**MATERIAL FOR THE TASK:**

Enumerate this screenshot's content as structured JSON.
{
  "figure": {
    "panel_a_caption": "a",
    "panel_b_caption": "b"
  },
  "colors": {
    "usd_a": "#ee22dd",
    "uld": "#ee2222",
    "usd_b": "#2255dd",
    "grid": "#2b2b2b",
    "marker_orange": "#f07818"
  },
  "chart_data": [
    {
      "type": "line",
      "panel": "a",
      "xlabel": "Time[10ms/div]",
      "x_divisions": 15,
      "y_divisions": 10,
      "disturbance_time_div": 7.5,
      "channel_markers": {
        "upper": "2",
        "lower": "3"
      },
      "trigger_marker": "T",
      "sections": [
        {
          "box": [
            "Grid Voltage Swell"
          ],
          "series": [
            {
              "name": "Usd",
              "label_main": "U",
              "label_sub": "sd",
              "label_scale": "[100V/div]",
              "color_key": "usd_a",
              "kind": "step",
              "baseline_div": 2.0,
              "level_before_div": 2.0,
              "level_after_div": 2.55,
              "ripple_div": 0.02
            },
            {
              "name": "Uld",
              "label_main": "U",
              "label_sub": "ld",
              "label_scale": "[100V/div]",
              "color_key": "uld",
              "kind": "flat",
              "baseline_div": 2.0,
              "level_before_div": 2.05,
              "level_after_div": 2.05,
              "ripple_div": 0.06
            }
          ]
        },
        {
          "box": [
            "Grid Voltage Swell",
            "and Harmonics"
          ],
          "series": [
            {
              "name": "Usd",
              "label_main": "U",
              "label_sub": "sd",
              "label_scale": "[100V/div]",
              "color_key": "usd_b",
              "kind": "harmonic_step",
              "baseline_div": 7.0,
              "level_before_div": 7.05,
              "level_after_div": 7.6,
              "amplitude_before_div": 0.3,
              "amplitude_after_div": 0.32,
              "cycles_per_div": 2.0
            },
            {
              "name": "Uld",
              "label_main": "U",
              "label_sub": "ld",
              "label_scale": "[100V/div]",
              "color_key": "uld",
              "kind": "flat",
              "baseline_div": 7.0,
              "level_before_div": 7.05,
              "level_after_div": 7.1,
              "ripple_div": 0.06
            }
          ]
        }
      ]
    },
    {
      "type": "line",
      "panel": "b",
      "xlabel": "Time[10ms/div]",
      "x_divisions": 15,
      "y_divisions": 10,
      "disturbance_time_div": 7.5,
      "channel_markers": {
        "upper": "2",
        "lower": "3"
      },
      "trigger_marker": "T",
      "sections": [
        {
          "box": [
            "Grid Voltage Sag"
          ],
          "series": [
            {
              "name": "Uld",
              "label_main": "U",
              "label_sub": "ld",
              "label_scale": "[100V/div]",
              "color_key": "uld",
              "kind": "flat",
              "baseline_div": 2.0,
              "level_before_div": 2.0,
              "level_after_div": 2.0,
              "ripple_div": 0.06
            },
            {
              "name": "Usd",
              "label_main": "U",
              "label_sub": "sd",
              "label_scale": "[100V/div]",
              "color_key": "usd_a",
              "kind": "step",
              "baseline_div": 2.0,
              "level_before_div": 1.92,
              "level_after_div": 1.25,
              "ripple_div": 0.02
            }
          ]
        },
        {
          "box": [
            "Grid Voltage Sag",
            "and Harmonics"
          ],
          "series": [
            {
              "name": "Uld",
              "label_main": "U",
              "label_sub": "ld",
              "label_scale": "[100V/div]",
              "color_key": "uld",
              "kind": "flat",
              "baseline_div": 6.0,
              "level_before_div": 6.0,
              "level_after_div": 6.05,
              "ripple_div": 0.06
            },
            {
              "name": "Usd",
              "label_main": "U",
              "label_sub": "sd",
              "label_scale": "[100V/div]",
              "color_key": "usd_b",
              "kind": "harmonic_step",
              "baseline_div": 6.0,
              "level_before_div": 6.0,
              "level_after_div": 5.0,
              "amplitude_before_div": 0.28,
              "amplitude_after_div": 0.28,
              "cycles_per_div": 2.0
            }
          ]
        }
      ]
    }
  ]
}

**WHAT TO WORK ON:** Repeat each of the entries above precisely as given.

**SOLUTION FOR THIS TASK:**
Enumerate this screenshot's content as structured JSON.
{
  "figure": {
    "panel_a_caption": "a",
    "panel_b_caption": "b"
  },
  "colors": {
    "usd_a": "#ee22dd",
    "uld": "#ee2222",
    "usd_b": "#2255dd",
    "grid": "#2b2b2b",
    "marker_orange": "#f07818"
  },
  "chart_data": [
    {
      "type": "line",
      "panel": "a",
      "xlabel": "Time[10ms/div]",
      "x_divisions": 15,
      "y_divisions": 10,
      "disturbance_time_div": 7.5,
      "channel_markers": {
        "upper": "2",
        "lower": "3"
      },
      "trigger_marker": "T",
      "sections": [
        {
          "box": [
            "Grid Voltage Swell"
          ],
          "series": [
            {
              "name": "Usd",
              "label_main": "U",
              "label_sub": "sd",
              "label_scale": "[100V/div]",
              "color_key": "usd_a",
              "kind": "step",
              "baseline_div": 2.0,
              "level_before_div": 2.0,
              "level_after_div": 2.55,
              "ripple_div": 0.02
            },
            {
              "name": "Uld",
              "label_main": "U",
              "label_sub": "ld",
              "label_scale": "[100V/div]",
              "color_key": "uld",
              "kind": "flat",
              "baseline_div": 2.0,
              "level_before_div": 2.05,
              "level_after_div": 2.05,
              "ripple_div": 0.06
            }
          ]
        },
        {
          "box": [
            "Grid Voltage Swell",
            "and Harmonics"
          ],
          "series": [
            {
              "name": "Usd",
              "label_main": "U",
              "label_sub": "sd",
              "label_scale": "[100V/div]",
              "color_key": "usd_b",
              "kind": "harmonic_step",
              "baseline_div": 7.0,
              "level_before_div": 7.05,
              "level_after_div": 7.6,
              "amplitude_before_div": 0.3,
              "amplitude_after_div": 0.32,
              "cycles_per_div": 2.0
            },
            {
              "name": "Uld",
              "label_main": "U",
              "label_sub": "ld",
              "label_scale": "[100V/div]",
              "color_key": "uld",
              "kind": "flat",
              "baseline_div": 7.0,
              "level_before_div": 7.05,
              "level_after_div": 7.1,
              "ripple_div": 0.06
            }
          ]
        }
      ]
    },
    {
      "type": "line",
      "panel": "b",
      "xlabel": "Time[10ms/div]",
      "x_divisions": 15,
      "y_divisions": 10,
      "disturbance_time_div": 7.5,
      "channel_markers": {
        "upper": "2",
        "lower": "3"
      },
      "trigger_marker": "T",
      "sections": [
        {
          "box": [
            "Grid Voltage Sag"
          ],
          "series": [
            {
              "name": "Uld",
              "label_main": "U",
              "label_sub": "ld",
              "label_scale": "[100V/div]",
              "color_key": "uld",
              "kind": "flat",
              "baseline_div": 2.0,
              "level_before_div": 2.0,
              "level_after_div": 2.0,
              "ripple_div": 0.06
            },
            {
              "name": "Usd",
              "label_main": "U",
              "label_sub": "sd",
              "label_scale": "[100V/div]",
              "color_key": "usd_a",
              "kind": "step",
              "baseline_div": 2.0,
              "level_before_div": 1.92,
              "level_after_div": 1.25,
              "ripple_div": 0.02
            }
          ]
        },
        {
          "box": [
            "Grid Voltage Sag",
            "and Harmonics"
          ],
          "series": [
            {
              "name": "Uld",
              "label_main": "U",
              "label_sub": "ld",
              "label_scale": "[100V/div]",
              "color_key": "uld",
              "kind": "flat",
              "baseline_div": 6.0,
              "level_before_div": 6.0,
              "level_after_div": 6.05,
              "ripple_div": 0.06
            },
            {
              "name": "Usd",
              "label_main": "U",
              "label_sub": "sd",
              "label_scale": "[100V/div]",
              "color_key": "usd_b",
              "kind": "harmonic_step",
              "baseline_div": 6.0,
              "level_before_div": 6.0,
              "level_after_div": 5.0,
              "amplitude_before_div": 0.28,
              "amplitude_after_div": 0.28,
              "cycles_per_div": 2.0
            }
          ]
        }
      ]
    }
  ]
}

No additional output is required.